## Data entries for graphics
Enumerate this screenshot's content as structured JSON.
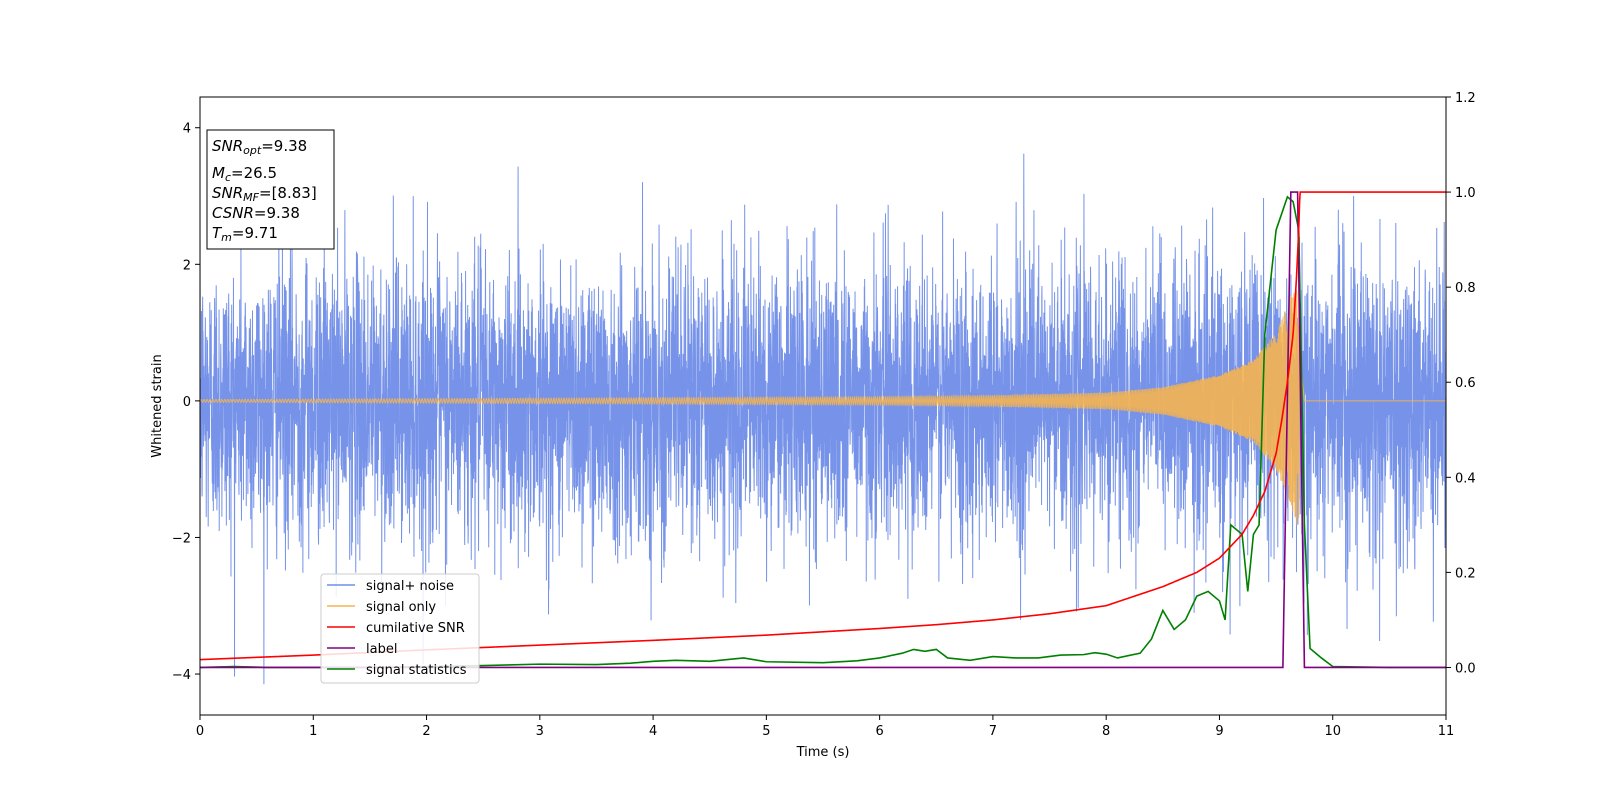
{
  "chart_data": {
    "type": "line",
    "xlabel": "Time (s)",
    "ylabel": "Whitened strain",
    "xlim": [
      0,
      11
    ],
    "ylim_left": [
      -4.6,
      4.45
    ],
    "ylim_right": [
      -0.1,
      1.2
    ],
    "xticks": [
      "0",
      "1",
      "2",
      "3",
      "4",
      "5",
      "6",
      "7",
      "8",
      "9",
      "10",
      "11"
    ],
    "yticks_left": [
      "−4",
      "−2",
      "0",
      "2",
      "4"
    ],
    "yticks_right": [
      "0.0",
      "0.2",
      "0.4",
      "0.6",
      "0.8",
      "1.0",
      "1.2"
    ],
    "grid": false,
    "legend_position": "lower-left",
    "colors": {
      "noise": "#6f8de8",
      "signal": "#f5b450",
      "cumulative_snr": "#ff0000",
      "label": "#800080",
      "statistics": "#008000"
    },
    "info_box": {
      "snr_opt": {
        "base": "SNR",
        "sub": "opt",
        "value": "=9.38"
      },
      "mc": {
        "base": "M",
        "sub": "c",
        "value": "=26.5"
      },
      "snr_mf": {
        "base": "SNR",
        "sub": "MF",
        "value": "=[8.83]"
      },
      "csnr": {
        "base": "CSNR",
        "value": "=9.38"
      },
      "tm": {
        "base": "T",
        "sub": "m",
        "value": "=9.71"
      }
    },
    "series": [
      {
        "name": "signal+ noise",
        "axis": "left",
        "note_amplitude_std": 1.0,
        "t_start": 0,
        "t_end": 11
      },
      {
        "name": "signal only",
        "axis": "left",
        "chirp_merger_time": 9.71,
        "chirp_ringdown_end": 9.75,
        "envelope": [
          [
            0,
            0.02
          ],
          [
            6,
            0.06
          ],
          [
            7,
            0.08
          ],
          [
            8,
            0.12
          ],
          [
            8.5,
            0.2
          ],
          [
            9,
            0.38
          ],
          [
            9.3,
            0.6
          ],
          [
            9.5,
            1.0
          ],
          [
            9.6,
            1.4
          ],
          [
            9.7,
            1.9
          ],
          [
            9.75,
            0
          ]
        ]
      },
      {
        "name": "cumilative SNR",
        "axis": "right",
        "points": [
          [
            0,
            0.0165
          ],
          [
            1,
            0.026
          ],
          [
            2,
            0.037
          ],
          [
            3,
            0.047
          ],
          [
            4,
            0.057
          ],
          [
            5,
            0.068
          ],
          [
            6,
            0.082
          ],
          [
            6.5,
            0.09
          ],
          [
            7,
            0.1
          ],
          [
            7.5,
            0.113
          ],
          [
            8,
            0.13
          ],
          [
            8.5,
            0.17
          ],
          [
            8.8,
            0.2
          ],
          [
            9,
            0.23
          ],
          [
            9.2,
            0.28
          ],
          [
            9.3,
            0.32
          ],
          [
            9.4,
            0.37
          ],
          [
            9.5,
            0.45
          ],
          [
            9.55,
            0.52
          ],
          [
            9.6,
            0.6
          ],
          [
            9.65,
            0.7
          ],
          [
            9.68,
            0.82
          ],
          [
            9.7,
            0.92
          ],
          [
            9.71,
            1.0
          ],
          [
            11,
            1.0
          ]
        ]
      },
      {
        "name": "label",
        "axis": "right",
        "points": [
          [
            0,
            0
          ],
          [
            9.56,
            0
          ],
          [
            9.63,
            1
          ],
          [
            9.69,
            1
          ],
          [
            9.75,
            0
          ],
          [
            11,
            0
          ]
        ]
      },
      {
        "name": "signal statistics",
        "axis": "right",
        "points": [
          [
            0,
            0.0
          ],
          [
            0.3,
            0.002
          ],
          [
            0.6,
            0.0
          ],
          [
            1,
            0.0
          ],
          [
            1.5,
            0.0
          ],
          [
            2,
            0.002
          ],
          [
            2.5,
            0.004
          ],
          [
            3,
            0.007
          ],
          [
            3.5,
            0.006
          ],
          [
            3.8,
            0.009
          ],
          [
            4,
            0.013
          ],
          [
            4.2,
            0.015
          ],
          [
            4.5,
            0.013
          ],
          [
            4.8,
            0.02
          ],
          [
            5,
            0.012
          ],
          [
            5.5,
            0.01
          ],
          [
            5.8,
            0.014
          ],
          [
            6,
            0.02
          ],
          [
            6.2,
            0.03
          ],
          [
            6.3,
            0.038
          ],
          [
            6.4,
            0.034
          ],
          [
            6.5,
            0.038
          ],
          [
            6.6,
            0.02
          ],
          [
            6.8,
            0.015
          ],
          [
            7,
            0.023
          ],
          [
            7.2,
            0.02
          ],
          [
            7.4,
            0.02
          ],
          [
            7.6,
            0.026
          ],
          [
            7.8,
            0.027
          ],
          [
            7.9,
            0.031
          ],
          [
            8,
            0.028
          ],
          [
            8.1,
            0.02
          ],
          [
            8.3,
            0.03
          ],
          [
            8.4,
            0.06
          ],
          [
            8.5,
            0.12
          ],
          [
            8.6,
            0.08
          ],
          [
            8.7,
            0.1
          ],
          [
            8.8,
            0.15
          ],
          [
            8.9,
            0.16
          ],
          [
            9,
            0.14
          ],
          [
            9.05,
            0.1
          ],
          [
            9.1,
            0.3
          ],
          [
            9.2,
            0.28
          ],
          [
            9.25,
            0.16
          ],
          [
            9.3,
            0.28
          ],
          [
            9.35,
            0.3
          ],
          [
            9.4,
            0.7
          ],
          [
            9.5,
            0.92
          ],
          [
            9.6,
            0.99
          ],
          [
            9.65,
            0.98
          ],
          [
            9.7,
            0.92
          ],
          [
            9.75,
            0.3
          ],
          [
            9.8,
            0.04
          ],
          [
            9.9,
            0.02
          ],
          [
            10,
            0.002
          ],
          [
            10.5,
            0.0
          ],
          [
            11,
            0.0
          ]
        ]
      }
    ]
  }
}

## YOUR INSTRUCTIONS
Using the records above, output their complete text exactly, minus any images.

## WORKED SOLUTION
Enumerate this screenshot's content as structured JSON.
{
  "chart_data": {
    "type": "line",
    "xlabel": "Time (s)",
    "ylabel": "Whitened strain",
    "xlim": [
      0,
      11
    ],
    "ylim_left": [
      -4.6,
      4.45
    ],
    "ylim_right": [
      -0.1,
      1.2
    ],
    "xticks": [
      "0",
      "1",
      "2",
      "3",
      "4",
      "5",
      "6",
      "7",
      "8",
      "9",
      "10",
      "11"
    ],
    "yticks_left": [
      "−4",
      "−2",
      "0",
      "2",
      "4"
    ],
    "yticks_right": [
      "0.0",
      "0.2",
      "0.4",
      "0.6",
      "0.8",
      "1.0",
      "1.2"
    ],
    "grid": false,
    "legend_position": "lower-left",
    "colors": {
      "noise": "#6f8de8",
      "signal": "#f5b450",
      "cumulative_snr": "#ff0000",
      "label": "#800080",
      "statistics": "#008000"
    },
    "info_box": {
      "snr_opt": {
        "base": "SNR",
        "sub": "opt",
        "value": "=9.38"
      },
      "mc": {
        "base": "M",
        "sub": "c",
        "value": "=26.5"
      },
      "snr_mf": {
        "base": "SNR",
        "sub": "MF",
        "value": "=[8.83]"
      },
      "csnr": {
        "base": "CSNR",
        "value": "=9.38"
      },
      "tm": {
        "base": "T",
        "sub": "m",
        "value": "=9.71"
      }
    },
    "series": [
      {
        "name": "signal+ noise",
        "axis": "left",
        "note_amplitude_std": 1.0,
        "t_start": 0,
        "t_end": 11
      },
      {
        "name": "signal only",
        "axis": "left",
        "chirp_merger_time": 9.71,
        "chirp_ringdown_end": 9.75,
        "envelope": [
          [
            0,
            0.02
          ],
          [
            6,
            0.06
          ],
          [
            7,
            0.08
          ],
          [
            8,
            0.12
          ],
          [
            8.5,
            0.2
          ],
          [
            9,
            0.38
          ],
          [
            9.3,
            0.6
          ],
          [
            9.5,
            1.0
          ],
          [
            9.6,
            1.4
          ],
          [
            9.7,
            1.9
          ],
          [
            9.75,
            0
          ]
        ]
      },
      {
        "name": "cumilative SNR",
        "axis": "right",
        "points": [
          [
            0,
            0.0165
          ],
          [
            1,
            0.026
          ],
          [
            2,
            0.037
          ],
          [
            3,
            0.047
          ],
          [
            4,
            0.057
          ],
          [
            5,
            0.068
          ],
          [
            6,
            0.082
          ],
          [
            6.5,
            0.09
          ],
          [
            7,
            0.1
          ],
          [
            7.5,
            0.113
          ],
          [
            8,
            0.13
          ],
          [
            8.5,
            0.17
          ],
          [
            8.8,
            0.2
          ],
          [
            9,
            0.23
          ],
          [
            9.2,
            0.28
          ],
          [
            9.3,
            0.32
          ],
          [
            9.4,
            0.37
          ],
          [
            9.5,
            0.45
          ],
          [
            9.55,
            0.52
          ],
          [
            9.6,
            0.6
          ],
          [
            9.65,
            0.7
          ],
          [
            9.68,
            0.82
          ],
          [
            9.7,
            0.92
          ],
          [
            9.71,
            1.0
          ],
          [
            11,
            1.0
          ]
        ]
      },
      {
        "name": "label",
        "axis": "right",
        "points": [
          [
            0,
            0
          ],
          [
            9.56,
            0
          ],
          [
            9.63,
            1
          ],
          [
            9.69,
            1
          ],
          [
            9.75,
            0
          ],
          [
            11,
            0
          ]
        ]
      },
      {
        "name": "signal statistics",
        "axis": "right",
        "points": [
          [
            0,
            0.0
          ],
          [
            0.3,
            0.002
          ],
          [
            0.6,
            0.0
          ],
          [
            1,
            0.0
          ],
          [
            1.5,
            0.0
          ],
          [
            2,
            0.002
          ],
          [
            2.5,
            0.004
          ],
          [
            3,
            0.007
          ],
          [
            3.5,
            0.006
          ],
          [
            3.8,
            0.009
          ],
          [
            4,
            0.013
          ],
          [
            4.2,
            0.015
          ],
          [
            4.5,
            0.013
          ],
          [
            4.8,
            0.02
          ],
          [
            5,
            0.012
          ],
          [
            5.5,
            0.01
          ],
          [
            5.8,
            0.014
          ],
          [
            6,
            0.02
          ],
          [
            6.2,
            0.03
          ],
          [
            6.3,
            0.038
          ],
          [
            6.4,
            0.034
          ],
          [
            6.5,
            0.038
          ],
          [
            6.6,
            0.02
          ],
          [
            6.8,
            0.015
          ],
          [
            7,
            0.023
          ],
          [
            7.2,
            0.02
          ],
          [
            7.4,
            0.02
          ],
          [
            7.6,
            0.026
          ],
          [
            7.8,
            0.027
          ],
          [
            7.9,
            0.031
          ],
          [
            8,
            0.028
          ],
          [
            8.1,
            0.02
          ],
          [
            8.3,
            0.03
          ],
          [
            8.4,
            0.06
          ],
          [
            8.5,
            0.12
          ],
          [
            8.6,
            0.08
          ],
          [
            8.7,
            0.1
          ],
          [
            8.8,
            0.15
          ],
          [
            8.9,
            0.16
          ],
          [
            9,
            0.14
          ],
          [
            9.05,
            0.1
          ],
          [
            9.1,
            0.3
          ],
          [
            9.2,
            0.28
          ],
          [
            9.25,
            0.16
          ],
          [
            9.3,
            0.28
          ],
          [
            9.35,
            0.3
          ],
          [
            9.4,
            0.7
          ],
          [
            9.5,
            0.92
          ],
          [
            9.6,
            0.99
          ],
          [
            9.65,
            0.98
          ],
          [
            9.7,
            0.92
          ],
          [
            9.75,
            0.3
          ],
          [
            9.8,
            0.04
          ],
          [
            9.9,
            0.02
          ],
          [
            10,
            0.002
          ],
          [
            10.5,
            0.0
          ],
          [
            11,
            0.0
          ]
        ]
      }
    ]
  }
}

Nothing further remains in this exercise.